:: Exercise data

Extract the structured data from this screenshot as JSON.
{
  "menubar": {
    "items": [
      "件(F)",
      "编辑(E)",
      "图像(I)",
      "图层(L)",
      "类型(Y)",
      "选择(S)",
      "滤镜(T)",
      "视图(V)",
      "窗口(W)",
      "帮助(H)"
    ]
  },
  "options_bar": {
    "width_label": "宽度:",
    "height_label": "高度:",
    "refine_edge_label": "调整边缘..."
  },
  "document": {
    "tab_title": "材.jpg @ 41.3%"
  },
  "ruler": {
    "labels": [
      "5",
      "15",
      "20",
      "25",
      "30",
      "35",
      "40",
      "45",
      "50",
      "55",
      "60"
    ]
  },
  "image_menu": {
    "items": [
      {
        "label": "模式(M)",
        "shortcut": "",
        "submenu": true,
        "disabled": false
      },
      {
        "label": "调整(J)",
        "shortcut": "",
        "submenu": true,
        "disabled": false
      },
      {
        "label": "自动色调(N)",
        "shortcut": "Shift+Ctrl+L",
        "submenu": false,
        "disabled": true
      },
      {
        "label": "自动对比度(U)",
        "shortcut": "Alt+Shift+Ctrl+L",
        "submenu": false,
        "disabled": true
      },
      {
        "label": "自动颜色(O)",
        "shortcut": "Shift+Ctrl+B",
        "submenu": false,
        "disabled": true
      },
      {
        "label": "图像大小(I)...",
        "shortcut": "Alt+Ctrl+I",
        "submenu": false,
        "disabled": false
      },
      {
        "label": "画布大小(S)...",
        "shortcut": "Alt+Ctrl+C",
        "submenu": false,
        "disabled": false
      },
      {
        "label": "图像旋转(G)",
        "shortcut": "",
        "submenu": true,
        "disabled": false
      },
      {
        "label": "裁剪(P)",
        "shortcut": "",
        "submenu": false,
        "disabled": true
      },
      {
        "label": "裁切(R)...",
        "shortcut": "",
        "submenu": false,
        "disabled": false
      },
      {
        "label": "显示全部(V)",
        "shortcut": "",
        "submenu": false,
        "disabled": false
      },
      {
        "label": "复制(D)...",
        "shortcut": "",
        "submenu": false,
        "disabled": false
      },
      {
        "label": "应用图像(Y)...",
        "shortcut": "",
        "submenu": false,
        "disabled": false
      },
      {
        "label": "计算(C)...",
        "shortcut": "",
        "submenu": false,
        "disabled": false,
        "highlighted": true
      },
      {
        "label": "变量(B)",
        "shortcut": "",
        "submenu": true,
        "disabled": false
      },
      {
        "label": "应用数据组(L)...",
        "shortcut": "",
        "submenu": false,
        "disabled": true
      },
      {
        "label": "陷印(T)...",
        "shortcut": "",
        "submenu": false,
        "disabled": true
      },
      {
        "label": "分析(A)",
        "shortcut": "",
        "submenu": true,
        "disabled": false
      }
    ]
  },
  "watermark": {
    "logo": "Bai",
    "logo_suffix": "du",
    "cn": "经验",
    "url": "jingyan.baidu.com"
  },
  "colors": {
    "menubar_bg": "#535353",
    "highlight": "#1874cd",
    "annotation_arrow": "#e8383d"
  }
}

::::

### The request
Reply with one number only: how many lines of the listing hold "Shift"?

### Written solution
3